*WHAT IS REQUIRED*:
Copy out the lines that include the word "PRECIOS".

*THE DATA*:
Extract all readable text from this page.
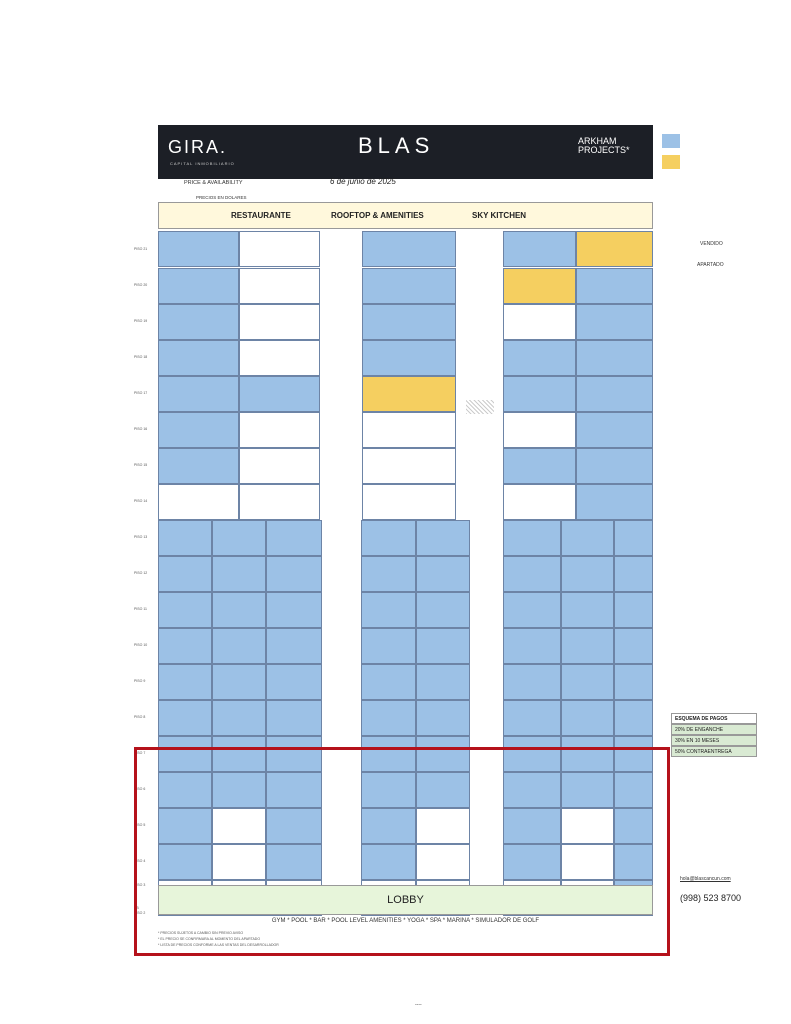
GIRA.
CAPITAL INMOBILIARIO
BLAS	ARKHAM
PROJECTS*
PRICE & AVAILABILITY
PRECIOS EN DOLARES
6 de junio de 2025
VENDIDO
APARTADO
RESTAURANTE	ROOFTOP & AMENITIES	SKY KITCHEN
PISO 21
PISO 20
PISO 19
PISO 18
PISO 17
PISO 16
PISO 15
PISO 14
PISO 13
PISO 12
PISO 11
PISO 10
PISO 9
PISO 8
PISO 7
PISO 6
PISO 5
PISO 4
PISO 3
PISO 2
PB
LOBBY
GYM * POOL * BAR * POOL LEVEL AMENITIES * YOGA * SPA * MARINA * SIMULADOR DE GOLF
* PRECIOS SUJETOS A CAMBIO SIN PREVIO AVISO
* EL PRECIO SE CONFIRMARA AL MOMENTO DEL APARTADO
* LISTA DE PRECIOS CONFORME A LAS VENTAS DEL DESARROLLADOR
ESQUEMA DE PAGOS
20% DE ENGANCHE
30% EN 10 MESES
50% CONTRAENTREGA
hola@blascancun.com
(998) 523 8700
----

*REPLY TO THE EXERCISE*:
PRECIOS EN DOLARES
* PRECIOS SUJETOS A CAMBIO SIN PREVIO AVISO
* LISTA DE PRECIOS CONFORME A LAS VENTAS DEL DESARROLLADOR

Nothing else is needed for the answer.